# Consignes
1/ Relevez tout ce que le texte cité rattache à l'homme extérieur dans le paragraphe numéroté 1.
2/ Réécrivez le passage du texte cité allant de « Argument : Distinction entre » jusqu'à « CHAPITRE PREMIER. » inclus, en remplaçant « Trinité » par « Triade ».

Argument : Distinction entre la Sagesse et la Science. — Trinité particulière dans la science proprement dite. — Bien que cette Trinité appartienne déjà à l’homme intérieur, cependant on ne doit pas l’appeler ni la croire l’image de Dieu.



CHAPITRE PREMIER.

L’HOMME EXTÉRIEUR ET L’HOMME INTÉRIEUR.

1. Maintenant voyons où est l’espèce de limite qui sépare l’homme extérieur et l’homme intérieur. Car tout ce que nous avons dans l’âme de commun avec les animaux, est encore avec raison attribué à l’homme extérieur. Ainsi l’homme extérieur ne consiste pas uniquement dans le corps, mais aussi dans ce principe vital qui anime son organisme physique et tous ses sens à l’aide duquel il est en communication avec le monde extérieur. Les images même des objets sensibles, gravées dans la mémoire et reproduites au regard de la pensée, appartiennent encore à l’homme extérieur. En tout cela nous ne différons pas des animaux, si ce n’est que notre corps est debout, et non penché vers la terre. Avertissement donné par le Créateur de ne pas ressembler, par la meilleure partie de nous-mêmes, c’est-à-dire par notre âme, aux animaux dont nous différons par la nature. Ne prostituons pas même notre âme aux corps les plus sublimes ; car chercher là le repos de la volonté, c’est dégrader son âme. Mais de même que notre corps est naturellement tourné vers les corps les plus élevés, c’est-à-dire vers les corps célestes ; ainsi l’âme, substance spirituelle, doit naturellement se diriger vers ce qu’il y a de plus élevé dans l’ordre spirituel, non par un élan d’orgueil, mais par amour pour la justice.


CHAPITRE II.

L’HOMME SEUL, PARMI LES ANIMAUX, DÉCOUVRE LES RAISONS ÉTERNELLES DES CHOSES DANS LE MONDE MATÉRIEL.

# Extrait des données
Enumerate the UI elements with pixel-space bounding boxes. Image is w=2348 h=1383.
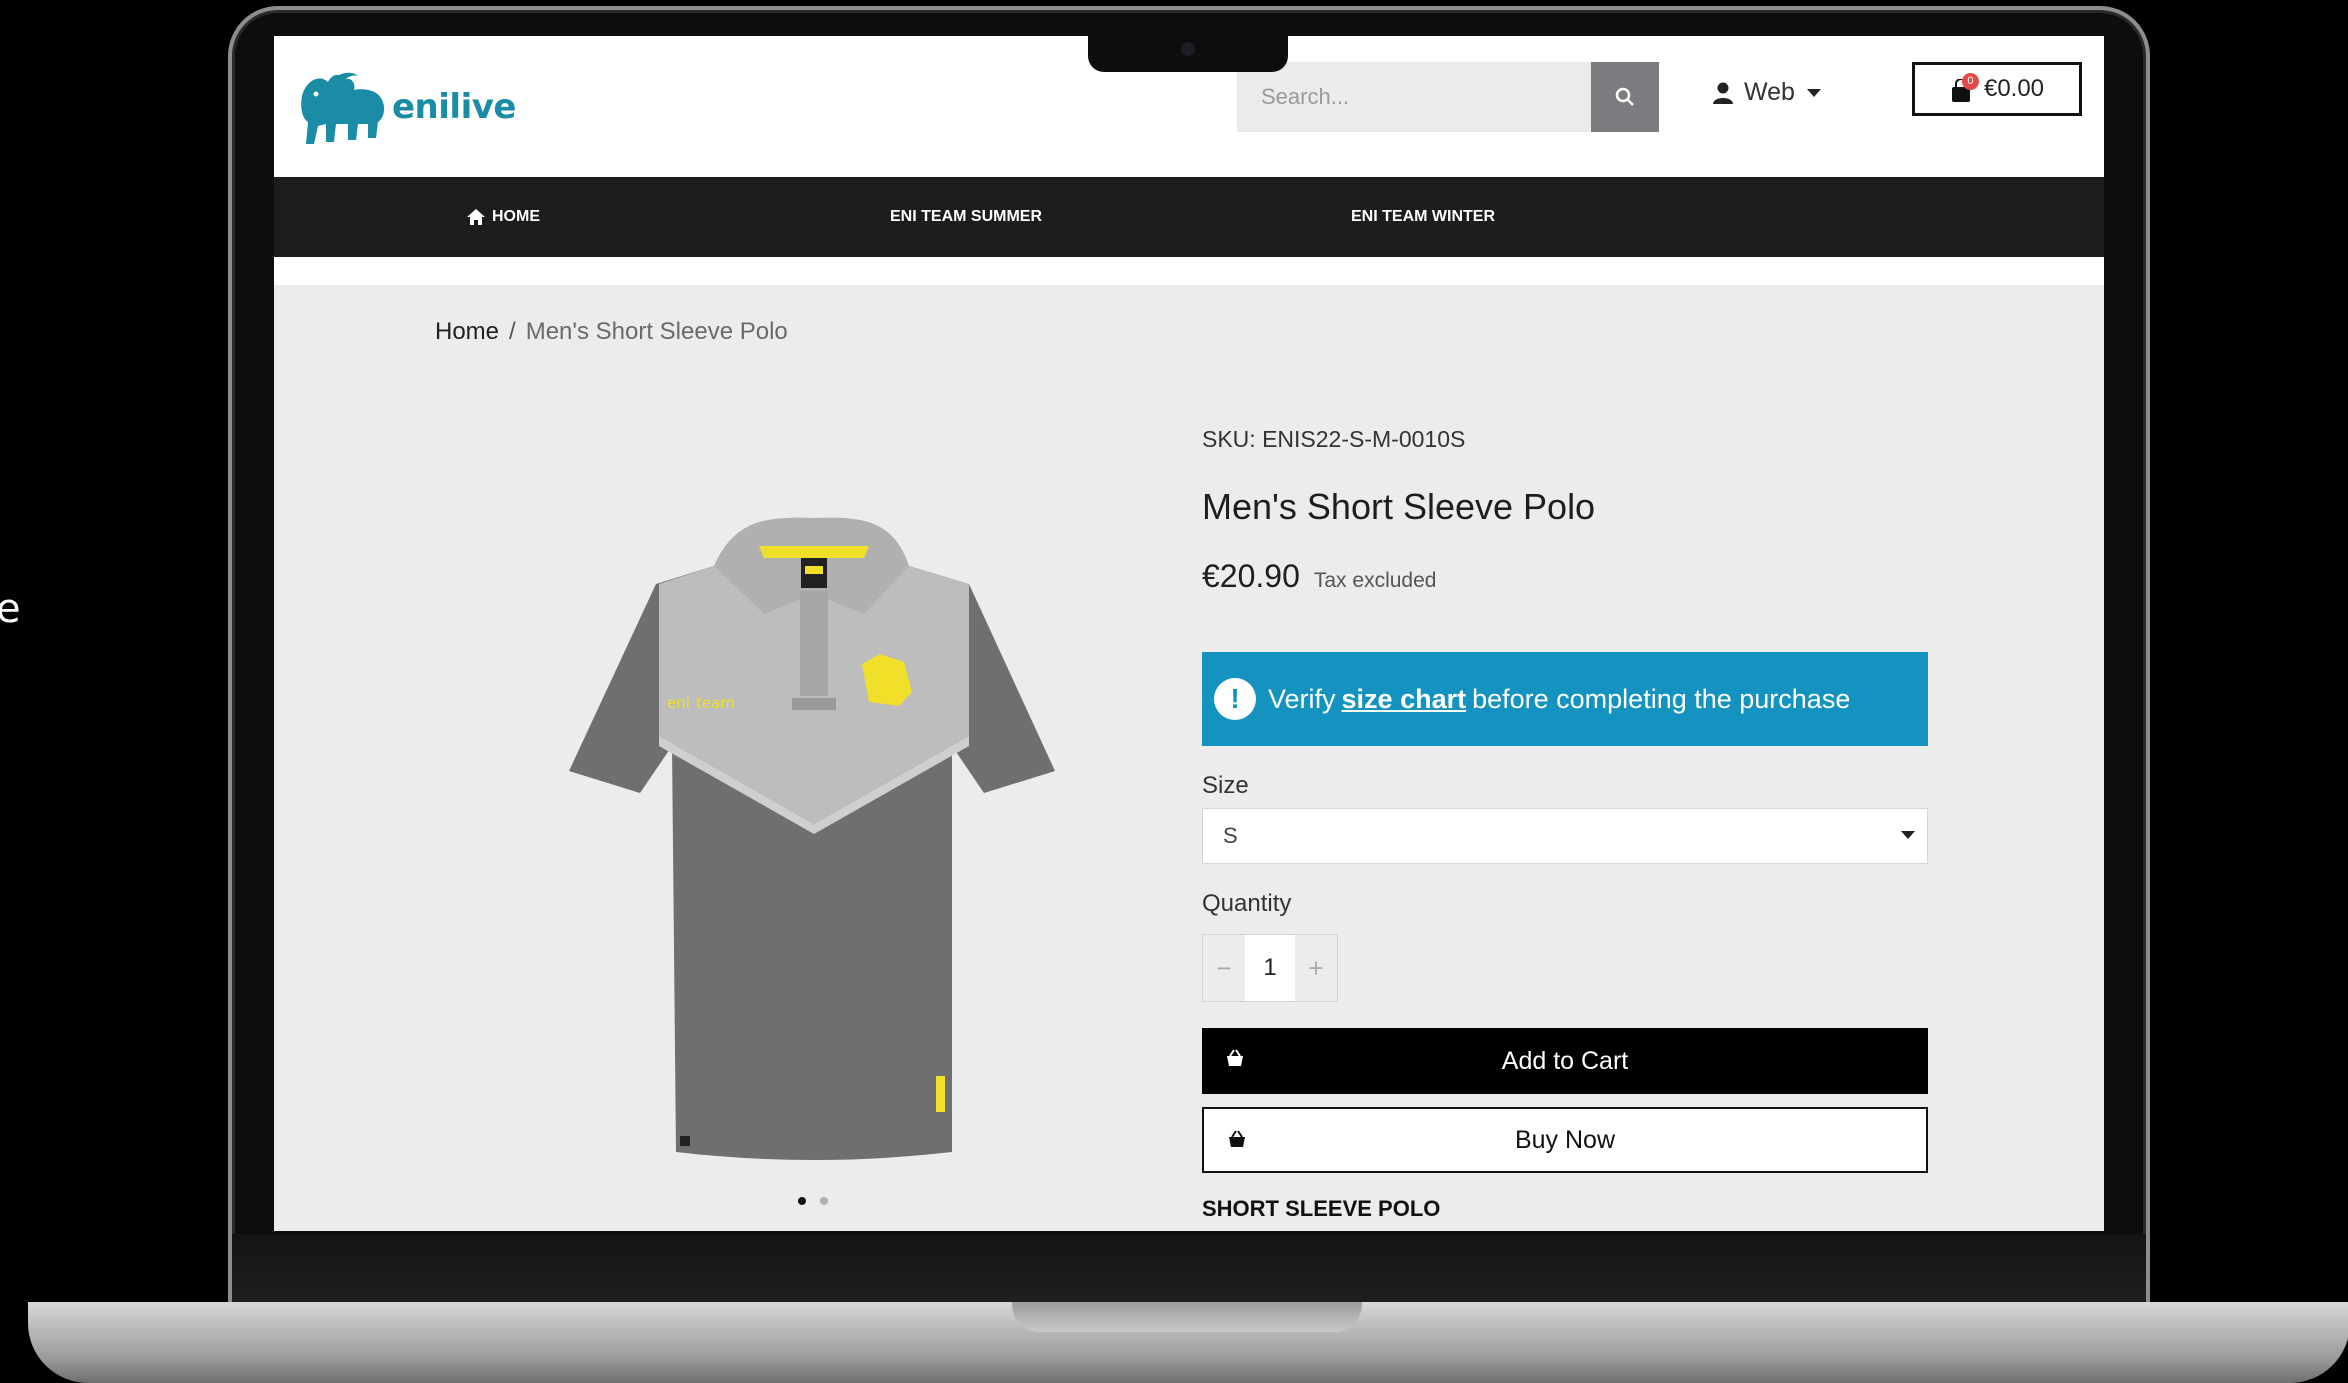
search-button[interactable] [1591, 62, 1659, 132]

# Réponses par consigne
1/
- Tout ce que nous avons dans l'âme de commun avec les animaux
- Le corps
- Le principe vital qui anime son organisme physique et tous ses sens, à l'aide duquel il est en communication avec le monde extérieur
- Les images des objets sensibles, gravées dans la mémoire et reproduites au regard de la pensée

2/
Argument : Distinction entre la Sagesse et la Science. — Triade particulière dans la science proprement dite. — Bien que cette Triade appartienne déjà à l’homme intérieur, cependant on ne doit pas l’appeler ni la croire l’image de Dieu.



CHAPITRE PREMIER.